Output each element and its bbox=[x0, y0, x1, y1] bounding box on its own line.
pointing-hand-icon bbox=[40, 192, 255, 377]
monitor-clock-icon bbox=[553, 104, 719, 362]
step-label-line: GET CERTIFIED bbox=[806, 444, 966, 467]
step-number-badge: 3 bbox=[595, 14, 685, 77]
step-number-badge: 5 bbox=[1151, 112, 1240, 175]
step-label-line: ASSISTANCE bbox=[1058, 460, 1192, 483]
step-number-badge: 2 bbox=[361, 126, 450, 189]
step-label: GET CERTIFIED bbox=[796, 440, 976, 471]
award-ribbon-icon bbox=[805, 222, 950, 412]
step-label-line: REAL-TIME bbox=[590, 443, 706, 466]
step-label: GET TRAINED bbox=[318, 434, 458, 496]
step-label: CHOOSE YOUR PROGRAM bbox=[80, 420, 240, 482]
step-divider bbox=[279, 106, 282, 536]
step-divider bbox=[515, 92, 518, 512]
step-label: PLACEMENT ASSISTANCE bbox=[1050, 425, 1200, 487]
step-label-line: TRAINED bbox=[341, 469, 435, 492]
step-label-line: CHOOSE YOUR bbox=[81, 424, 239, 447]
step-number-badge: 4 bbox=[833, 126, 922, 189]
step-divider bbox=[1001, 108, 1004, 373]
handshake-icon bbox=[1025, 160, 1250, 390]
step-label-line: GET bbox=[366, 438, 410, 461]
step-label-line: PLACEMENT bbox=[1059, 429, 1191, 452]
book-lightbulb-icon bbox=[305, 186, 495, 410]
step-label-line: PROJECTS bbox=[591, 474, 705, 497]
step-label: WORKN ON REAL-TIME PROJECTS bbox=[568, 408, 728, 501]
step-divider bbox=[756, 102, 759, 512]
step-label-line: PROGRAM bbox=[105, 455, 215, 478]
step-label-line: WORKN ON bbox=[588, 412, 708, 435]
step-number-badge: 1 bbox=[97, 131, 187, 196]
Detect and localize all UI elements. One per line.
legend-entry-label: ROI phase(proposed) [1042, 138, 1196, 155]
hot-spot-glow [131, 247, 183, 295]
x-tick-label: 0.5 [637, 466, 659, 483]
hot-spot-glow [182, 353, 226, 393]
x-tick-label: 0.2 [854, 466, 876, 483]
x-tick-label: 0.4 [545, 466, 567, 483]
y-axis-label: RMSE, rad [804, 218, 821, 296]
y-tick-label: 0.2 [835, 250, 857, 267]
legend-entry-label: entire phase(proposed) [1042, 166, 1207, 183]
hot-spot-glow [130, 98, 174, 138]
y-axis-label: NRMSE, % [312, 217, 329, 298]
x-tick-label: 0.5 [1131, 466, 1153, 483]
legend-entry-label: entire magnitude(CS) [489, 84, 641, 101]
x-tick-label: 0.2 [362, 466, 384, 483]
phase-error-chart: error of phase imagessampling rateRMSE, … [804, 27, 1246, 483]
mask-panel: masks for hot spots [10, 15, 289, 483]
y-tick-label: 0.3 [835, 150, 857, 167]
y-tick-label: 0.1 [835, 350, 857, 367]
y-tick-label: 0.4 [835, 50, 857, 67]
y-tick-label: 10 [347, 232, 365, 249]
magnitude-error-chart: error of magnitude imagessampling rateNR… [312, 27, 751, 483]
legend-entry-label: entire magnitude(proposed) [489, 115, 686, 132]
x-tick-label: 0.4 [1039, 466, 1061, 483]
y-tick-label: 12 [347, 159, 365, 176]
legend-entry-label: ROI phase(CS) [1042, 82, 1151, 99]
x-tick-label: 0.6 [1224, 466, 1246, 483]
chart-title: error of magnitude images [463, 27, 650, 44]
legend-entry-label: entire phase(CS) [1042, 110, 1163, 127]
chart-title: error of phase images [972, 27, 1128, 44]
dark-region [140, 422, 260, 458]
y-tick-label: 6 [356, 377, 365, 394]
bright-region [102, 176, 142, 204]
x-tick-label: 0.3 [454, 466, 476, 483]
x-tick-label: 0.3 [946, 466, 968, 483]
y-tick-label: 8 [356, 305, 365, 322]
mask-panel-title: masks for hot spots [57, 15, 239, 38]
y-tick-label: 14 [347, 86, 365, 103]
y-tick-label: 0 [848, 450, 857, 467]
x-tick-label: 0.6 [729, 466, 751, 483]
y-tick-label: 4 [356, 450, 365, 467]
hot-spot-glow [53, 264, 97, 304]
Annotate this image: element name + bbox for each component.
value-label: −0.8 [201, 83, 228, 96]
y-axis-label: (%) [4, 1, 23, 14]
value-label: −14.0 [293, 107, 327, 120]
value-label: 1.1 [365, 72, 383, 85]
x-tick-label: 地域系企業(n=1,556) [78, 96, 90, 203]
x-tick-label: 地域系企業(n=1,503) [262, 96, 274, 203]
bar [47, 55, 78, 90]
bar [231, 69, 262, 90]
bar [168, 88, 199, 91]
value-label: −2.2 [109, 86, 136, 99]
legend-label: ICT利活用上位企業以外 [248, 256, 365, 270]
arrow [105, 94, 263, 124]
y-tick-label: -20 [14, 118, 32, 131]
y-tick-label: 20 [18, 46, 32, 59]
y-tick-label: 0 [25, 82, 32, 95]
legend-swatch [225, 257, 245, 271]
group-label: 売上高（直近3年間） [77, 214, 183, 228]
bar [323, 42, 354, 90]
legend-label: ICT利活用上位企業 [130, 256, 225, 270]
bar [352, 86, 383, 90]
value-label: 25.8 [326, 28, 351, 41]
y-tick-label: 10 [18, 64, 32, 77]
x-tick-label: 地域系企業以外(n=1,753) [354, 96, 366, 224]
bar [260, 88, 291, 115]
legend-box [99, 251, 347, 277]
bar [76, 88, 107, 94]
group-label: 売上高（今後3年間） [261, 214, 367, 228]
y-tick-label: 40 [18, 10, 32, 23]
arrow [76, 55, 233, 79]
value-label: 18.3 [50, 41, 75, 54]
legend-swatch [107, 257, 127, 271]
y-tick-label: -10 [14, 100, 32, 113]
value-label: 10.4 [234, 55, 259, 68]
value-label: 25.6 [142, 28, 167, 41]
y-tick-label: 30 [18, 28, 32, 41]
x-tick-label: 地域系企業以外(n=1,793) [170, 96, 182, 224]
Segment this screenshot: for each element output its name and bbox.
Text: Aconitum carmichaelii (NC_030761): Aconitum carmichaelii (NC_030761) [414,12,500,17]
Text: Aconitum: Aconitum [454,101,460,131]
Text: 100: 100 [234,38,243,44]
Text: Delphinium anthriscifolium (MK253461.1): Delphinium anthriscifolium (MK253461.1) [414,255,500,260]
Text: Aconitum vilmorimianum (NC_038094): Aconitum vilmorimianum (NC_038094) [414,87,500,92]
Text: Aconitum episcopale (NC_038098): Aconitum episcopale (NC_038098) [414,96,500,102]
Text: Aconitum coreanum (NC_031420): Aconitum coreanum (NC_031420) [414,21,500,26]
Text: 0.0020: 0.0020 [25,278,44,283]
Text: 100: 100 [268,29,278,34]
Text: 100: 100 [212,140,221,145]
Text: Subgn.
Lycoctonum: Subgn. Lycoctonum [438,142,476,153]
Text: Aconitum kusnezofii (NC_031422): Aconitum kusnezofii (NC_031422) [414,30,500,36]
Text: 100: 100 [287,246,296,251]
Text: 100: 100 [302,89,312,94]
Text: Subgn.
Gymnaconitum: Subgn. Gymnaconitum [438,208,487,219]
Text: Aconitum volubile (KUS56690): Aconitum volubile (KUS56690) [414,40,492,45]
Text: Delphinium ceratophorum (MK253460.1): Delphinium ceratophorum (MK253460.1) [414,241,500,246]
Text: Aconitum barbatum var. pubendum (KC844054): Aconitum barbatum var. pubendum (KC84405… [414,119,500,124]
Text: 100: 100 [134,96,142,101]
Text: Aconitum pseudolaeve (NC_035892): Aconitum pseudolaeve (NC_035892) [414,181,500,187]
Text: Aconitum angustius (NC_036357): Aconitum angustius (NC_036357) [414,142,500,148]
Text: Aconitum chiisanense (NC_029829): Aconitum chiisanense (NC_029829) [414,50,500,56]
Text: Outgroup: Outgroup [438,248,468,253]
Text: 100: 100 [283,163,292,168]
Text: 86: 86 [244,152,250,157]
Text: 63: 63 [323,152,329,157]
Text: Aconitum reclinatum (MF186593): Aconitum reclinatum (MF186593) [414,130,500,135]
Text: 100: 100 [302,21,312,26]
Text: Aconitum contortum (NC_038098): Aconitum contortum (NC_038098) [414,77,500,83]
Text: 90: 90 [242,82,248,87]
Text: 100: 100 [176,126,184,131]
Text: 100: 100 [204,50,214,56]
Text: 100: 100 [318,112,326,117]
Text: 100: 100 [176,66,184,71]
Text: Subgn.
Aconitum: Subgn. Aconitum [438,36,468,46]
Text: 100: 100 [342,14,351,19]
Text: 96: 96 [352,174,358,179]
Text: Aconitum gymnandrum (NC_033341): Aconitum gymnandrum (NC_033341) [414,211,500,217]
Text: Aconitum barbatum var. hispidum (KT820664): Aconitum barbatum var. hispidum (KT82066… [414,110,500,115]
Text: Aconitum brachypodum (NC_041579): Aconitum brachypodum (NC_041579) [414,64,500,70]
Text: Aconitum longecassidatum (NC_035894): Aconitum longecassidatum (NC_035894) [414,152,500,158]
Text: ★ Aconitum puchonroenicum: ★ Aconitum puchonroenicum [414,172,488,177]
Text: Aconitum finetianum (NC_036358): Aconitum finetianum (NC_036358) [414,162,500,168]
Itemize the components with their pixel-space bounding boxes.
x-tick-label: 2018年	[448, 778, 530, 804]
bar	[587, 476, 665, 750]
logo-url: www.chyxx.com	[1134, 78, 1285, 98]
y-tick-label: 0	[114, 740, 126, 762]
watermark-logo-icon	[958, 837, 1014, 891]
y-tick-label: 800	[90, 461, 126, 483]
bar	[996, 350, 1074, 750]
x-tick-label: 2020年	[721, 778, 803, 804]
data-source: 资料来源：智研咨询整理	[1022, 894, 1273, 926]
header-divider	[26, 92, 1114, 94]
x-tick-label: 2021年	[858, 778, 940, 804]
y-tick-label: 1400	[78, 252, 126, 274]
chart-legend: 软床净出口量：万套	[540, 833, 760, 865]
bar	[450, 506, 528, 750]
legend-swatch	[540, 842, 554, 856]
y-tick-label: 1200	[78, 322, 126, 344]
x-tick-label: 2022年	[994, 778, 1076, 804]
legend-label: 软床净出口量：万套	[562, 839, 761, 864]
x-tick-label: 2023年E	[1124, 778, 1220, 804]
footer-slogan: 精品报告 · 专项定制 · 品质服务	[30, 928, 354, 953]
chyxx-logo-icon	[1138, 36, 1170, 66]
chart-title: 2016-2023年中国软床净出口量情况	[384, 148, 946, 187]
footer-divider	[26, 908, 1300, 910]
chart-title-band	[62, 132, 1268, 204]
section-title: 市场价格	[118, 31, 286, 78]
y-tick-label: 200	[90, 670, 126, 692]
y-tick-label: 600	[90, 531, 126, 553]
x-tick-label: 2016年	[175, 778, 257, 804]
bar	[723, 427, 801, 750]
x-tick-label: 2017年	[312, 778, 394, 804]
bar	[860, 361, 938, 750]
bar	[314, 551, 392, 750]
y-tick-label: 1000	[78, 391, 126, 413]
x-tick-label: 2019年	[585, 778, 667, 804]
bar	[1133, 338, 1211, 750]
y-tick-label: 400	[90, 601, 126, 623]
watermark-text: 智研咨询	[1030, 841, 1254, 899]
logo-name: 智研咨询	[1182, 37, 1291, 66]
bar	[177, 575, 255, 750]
····················
Copy the listing word for word, from its first line through the line that contains "legend-entry-label: ROI phase(proposed)", including both of those lines.

Output each element and its bbox=[x0, y0, x1, y1] bounding box on its own line.
pointing-hand-icon bbox=[40, 192, 255, 377]
monitor-clock-icon bbox=[553, 104, 719, 362]
step-label-line: GET CERTIFIED bbox=[806, 444, 966, 467]
step-number-badge: 3 bbox=[595, 14, 685, 77]
step-number-badge: 5 bbox=[1151, 112, 1240, 175]
step-label-line: ASSISTANCE bbox=[1058, 460, 1192, 483]
step-number-badge: 2 bbox=[361, 126, 450, 189]
step-label: GET CERTIFIED bbox=[796, 440, 976, 471]
award-ribbon-icon bbox=[805, 222, 950, 412]
step-label-line: REAL-TIME bbox=[590, 443, 706, 466]
step-label: GET TRAINED bbox=[318, 434, 458, 496]
step-label: CHOOSE YOUR PROGRAM bbox=[80, 420, 240, 482]
step-divider bbox=[279, 106, 282, 536]
step-divider bbox=[515, 92, 518, 512]
step-label: PLACEMENT ASSISTANCE bbox=[1050, 425, 1200, 487]
step-label-line: TRAINED bbox=[341, 469, 435, 492]
step-label-line: CHOOSE YOUR bbox=[81, 424, 239, 447]
step-number-badge: 4 bbox=[833, 126, 922, 189]
step-divider bbox=[1001, 108, 1004, 373]
handshake-icon bbox=[1025, 160, 1250, 390]
step-label-line: GET bbox=[366, 438, 410, 461]
step-label-line: PLACEMENT bbox=[1059, 429, 1191, 452]
book-lightbulb-icon bbox=[305, 186, 495, 410]
step-label-line: PROJECTS bbox=[591, 474, 705, 497]
step-label: WORKN ON REAL-TIME PROJECTS bbox=[568, 408, 728, 501]
step-divider bbox=[756, 102, 759, 512]
step-label-line: PROGRAM bbox=[105, 455, 215, 478]
step-label-line: WORKN ON bbox=[588, 412, 708, 435]
step-number-badge: 1 bbox=[97, 131, 187, 196]
Detect and localize all UI elements. One per line.
legend-entry-label: ROI phase(proposed) [1042, 138, 1196, 155]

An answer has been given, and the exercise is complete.